Every record should be copied exactly, except that pictures are to be omitted.

→ Entries from a dataset
+ + +
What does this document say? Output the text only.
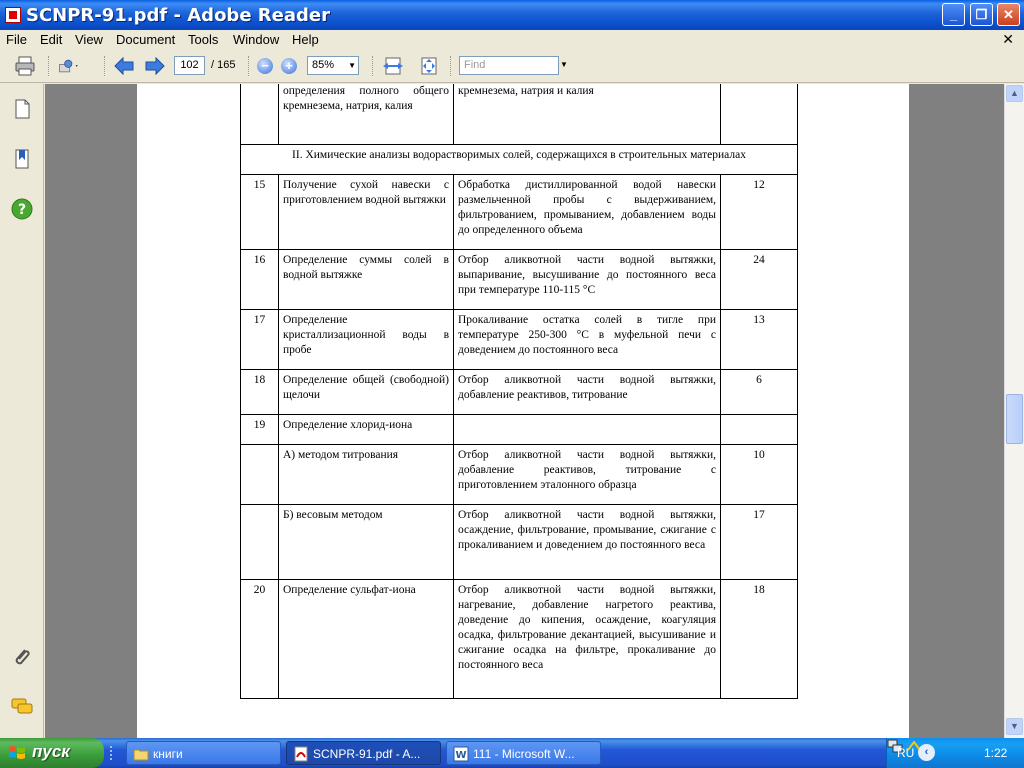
SCNPR-91.pdf - Adobe Reader	_	❐	✕
File Edit View Document Tools Window Help	✕
102	/ 165	−	+	85% ▼	Find	▼
?
	определения полного общего кремнезема, натрия, калия	кремнезема, натрия и калия	
II. Химические анализы водорастворимых солей, содержащихся в строительных материалах			
15	Получение сухой навески с приготовлением водной вытяжки	Обработка дистиллированной водой навески размельченной пробы с выдерживанием, фильтрованием, промыванием, добавлением воды до определенного объема	12
16	Определение суммы солей в водной вытяжке	Отбор аликвотной части водной вытяжки, выпаривание, высушивание до постоянного веса при температуре 110-115 °С	24
17	Определение кристаллизационной воды в пробе	Прокаливание остатка солей в тигле при температуре 250-300 °С в муфельной печи с доведением до постоянного веса	13
18	Определение общей (свободной) щелочи	Отбор аликвотной части водной вытяжки, добавление реактивов, титрование	6
19	Определение хлорид-иона		
	А) методом титрования	Отбор аликвотной части водной вытяжки, добавление реактивов, титрование с приготовлением эталонного образца	10
	Б) весовым методом	Отбор аликвотной части водной вытяжки, осаждение, фильтрование, промывание, сжигание с прокаливанием и доведением до постоянного веса	17
20	Определение сульфат-иона	Отбор аликвотной части водной вытяжки, нагревание, добавление нагретого реактива, доведение до кипения, осаждение, коагуляция осадка, фильтрование декантацией, высушивание и сжигание осадка на фильтре, прокаливание до постоянного веса	18
▲
▼
пуск	книги	SCNPR-91.pdf - A...	W 111 - Microsoft W...	RU ‹
	1:22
+ + +
→ TASK SOLUTION
What does this document say? Output the text only.
SCNPR-91.pdf - Adobe Reader	_	❐	✕
File Edit View Document Tools Window Help	✕
102	/ 165	−	+	85% ▼	Find	▼
?
	определения полного общего кремнезема, натрия, калия	кремнезема, натрия и калия	
II. Химические анализы водорастворимых солей, содержащихся в строительных материалах			
15	Получение сухой навески с приготовлением водной вытяжки	Обработка дистиллированной водой навески размельченной пробы с выдерживанием, фильтрованием, промыванием, добавлением воды до определенного объема	12
16	Определение суммы солей в водной вытяжке	Отбор аликвотной части водной вытяжки, выпаривание, высушивание до постоянного веса при температуре 110-115 °С	24
17	Определение кристаллизационной воды в пробе	Прокаливание остатка солей в тигле при температуре 250-300 °С в муфельной печи с доведением до постоянного веса	13
18	Определение общей (свободной) щелочи	Отбор аликвотной части водной вытяжки, добавление реактивов, титрование	6
19	Определение хлорид-иона		
	А) методом титрования	Отбор аликвотной части водной вытяжки, добавление реактивов, титрование с приготовлением эталонного образца	10
	Б) весовым методом	Отбор аликвотной части водной вытяжки, осаждение, фильтрование, промывание, сжигание с прокаливанием и доведением до постоянного веса	17
20	Определение сульфат-иона	Отбор аликвотной части водной вытяжки, нагревание, добавление нагретого реактива, доведение до кипения, осаждение, коагуляция осадка, фильтрование декантацией, высушивание и сжигание осадка на фильтре, прокаливание до постоянного веса	18
▲
▼
пуск	книги	SCNPR-91.pdf - A...	W 111 - Microsoft W...	RU ‹
	1:22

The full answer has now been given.